*** Provided records

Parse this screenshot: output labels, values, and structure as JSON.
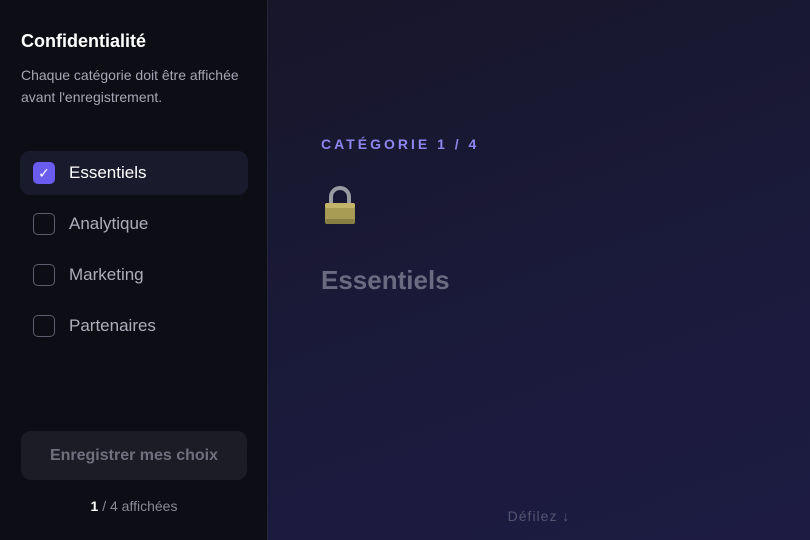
{
  "sidebar": {
    "title": "Confidentialité",
    "description": "Chaque catégorie doit être affichée avant l'enregistrement.",
    "categories": [
      {
        "label": "Essentiels",
        "checked": true
      },
      {
        "label": "Analytique",
        "checked": false
      },
      {
        "label": "Marketing",
        "checked": false
      },
      {
        "label": "Partenaires",
        "checked": false
      }
    ],
    "save_label": "Enregistrer mes choix",
    "counter_current": "1",
    "counter_rest": " / 4 affichées"
  },
  "main": {
    "kicker": "CATÉGORIE 1 / 4",
    "icon": "lock-icon",
    "heading": "Essentiels",
    "scroll_hint": "Défilez ↓"
  },
  "colors": {
    "accent": "#6b5cf0",
    "sidebar_bg": "#0d0d16",
    "main_bg": "#1b1a3c"
  }
}
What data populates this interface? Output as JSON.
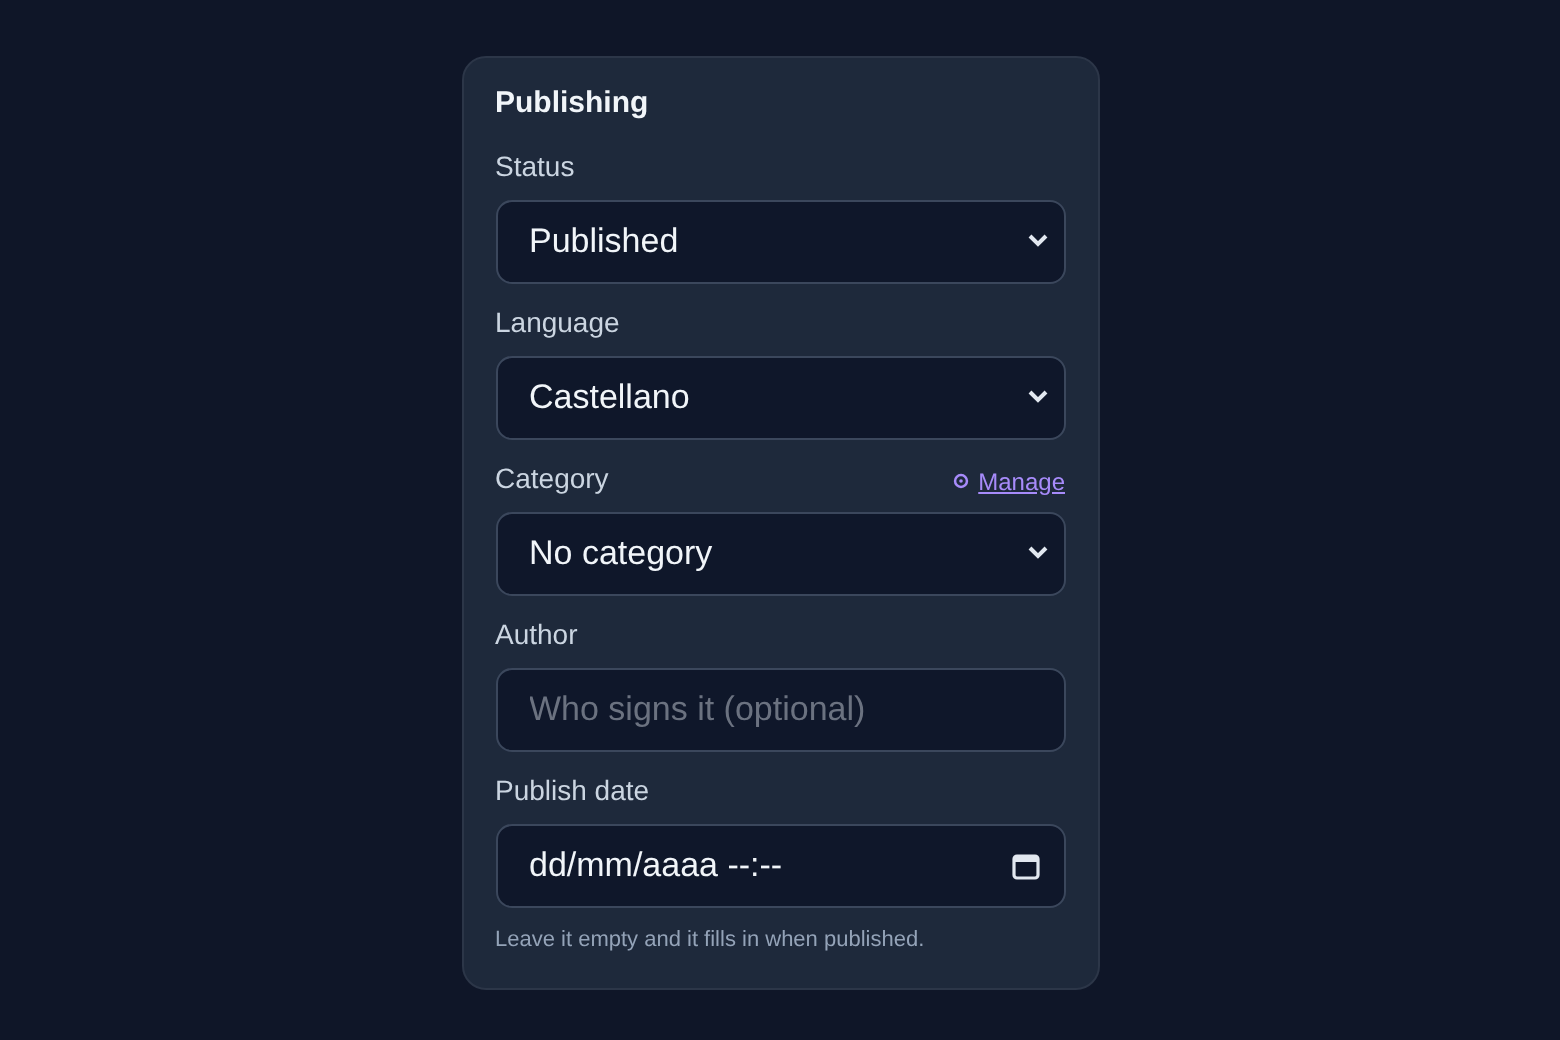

******

Using the material above, retype each entry exactly and omit the pictures.

Parse this screenshot: output labels, values, and structure as JSON.
{
  "sidebar": {
    "title": "Confidentialité",
    "description": "Chaque catégorie doit être affichée avant l'enregistrement.",
    "categories": [
      {
        "label": "Essentiels",
        "checked": true
      },
      {
        "label": "Analytique",
        "checked": false
      },
      {
        "label": "Marketing",
        "checked": false
      },
      {
        "label": "Partenaires",
        "checked": false
      }
    ],
    "save_label": "Enregistrer mes choix",
    "counter_current": "1",
    "counter_rest": " / 4 affichées"
  },
  "main": {
    "kicker": "CATÉGORIE 1 / 4",
    "icon": "lock-icon",
    "heading": "Essentiels",
    "scroll_hint": "Défilez ↓"
  },
  "colors": {
    "accent": "#6b5cf0",
    "sidebar_bg": "#0d0d16",
    "main_bg": "#1b1a3c"
  }
}
What data populates this interface? Output as JSON.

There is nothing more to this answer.